[What you need to do] Track down the lines that contain "headline" and copy them.
** begin **
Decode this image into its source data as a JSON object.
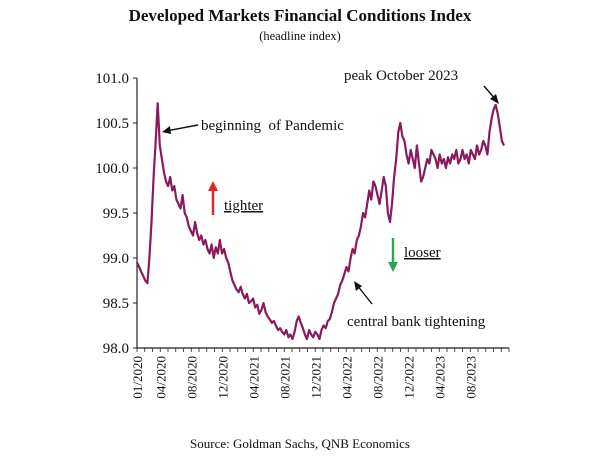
{
  "header": {
    "title": "Developed Markets Financial Conditions Index",
    "subtitle": "(headline index)"
  },
  "footer": {
    "source": "Source: Goldman Sachs, QNB Economics"
  },
  "colors": {
    "series": "#8B1A5C",
    "tighter_arrow": "#e8231f",
    "looser_arrow": "#2aa548",
    "axis": "#222222"
  },
  "chart_data": {
    "type": "line",
    "title": "Developed Markets Financial Conditions Index",
    "subtitle": "(headline index)",
    "xlabel": "",
    "ylabel": "",
    "ylim": [
      98.0,
      101.0
    ],
    "yticks": [
      "98.0",
      "98.5",
      "99.0",
      "99.5",
      "100.0",
      "100.5",
      "101.0"
    ],
    "xticks": [
      "01/2020",
      "04/2020",
      "08/2020",
      "12/2020",
      "04/2021",
      "08/2021",
      "12/2021",
      "04/2022",
      "08/2022",
      "12/2022",
      "04/2023",
      "08/2023"
    ],
    "grid": false,
    "series": [
      {
        "values_by_week": [
          98.95,
          98.9,
          98.85,
          98.8,
          98.75,
          98.72,
          99.0,
          99.4,
          99.9,
          100.3,
          100.72,
          100.25,
          100.1,
          99.95,
          99.85,
          99.8,
          99.9,
          99.75,
          99.8,
          99.65,
          99.6,
          99.55,
          99.7,
          99.5,
          99.45,
          99.35,
          99.3,
          99.25,
          99.4,
          99.28,
          99.2,
          99.25,
          99.15,
          99.2,
          99.1,
          99.05,
          99.15,
          99.0,
          99.12,
          99.05,
          99.2,
          99.05,
          99.1,
          99.0,
          98.95,
          98.85,
          98.75,
          98.7,
          98.65,
          98.62,
          98.68,
          98.6,
          98.55,
          98.6,
          98.5,
          98.52,
          98.55,
          98.45,
          98.48,
          98.38,
          98.42,
          98.5,
          98.4,
          98.35,
          98.32,
          98.28,
          98.3,
          98.25,
          98.2,
          98.22,
          98.18,
          98.15,
          98.2,
          98.12,
          98.15,
          98.1,
          98.18,
          98.3,
          98.35,
          98.28,
          98.22,
          98.15,
          98.1,
          98.2,
          98.15,
          98.12,
          98.18,
          98.15,
          98.1,
          98.2,
          98.25,
          98.22,
          98.3,
          98.32,
          98.4,
          98.5,
          98.55,
          98.6,
          98.7,
          98.75,
          98.82,
          98.9,
          98.85,
          99.0,
          99.1,
          99.05,
          99.2,
          99.25,
          99.35,
          99.5,
          99.45,
          99.6,
          99.75,
          99.65,
          99.85,
          99.8,
          99.7,
          99.6,
          99.75,
          99.9,
          99.8,
          99.5,
          99.4,
          99.6,
          99.9,
          100.1,
          100.4,
          100.5,
          100.35,
          100.3,
          100.15,
          100.05,
          100.2,
          100.1,
          100.0,
          100.25,
          100.05,
          99.85,
          99.9,
          100.0,
          100.1,
          100.05,
          100.2,
          100.15,
          100.1,
          100.0,
          100.15,
          100.05,
          100.1,
          100.0,
          100.12,
          100.05,
          100.15,
          100.1,
          100.2,
          100.05,
          100.1,
          100.2,
          100.1,
          100.15,
          100.05,
          100.2,
          100.15,
          100.1,
          100.25,
          100.15,
          100.2,
          100.3,
          100.25,
          100.15,
          100.4,
          100.55,
          100.65,
          100.7,
          100.6,
          100.45,
          100.3,
          100.25
        ]
      }
    ],
    "annotations": [
      {
        "label": "beginning  of Pandemic",
        "x": "03/2020",
        "y": 100.72
      },
      {
        "label": "peak October 2023",
        "x": "10/2023",
        "y": 100.72
      },
      {
        "label": "central bank tightening",
        "x": "03/2022",
        "y": 98.75
      },
      {
        "label": "tighter",
        "direction": "up"
      },
      {
        "label": "looser",
        "direction": "down"
      }
    ]
  }
}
** end **
[Task result]
    "subtitle": "(headline index)"
    "subtitle": "(headline index)",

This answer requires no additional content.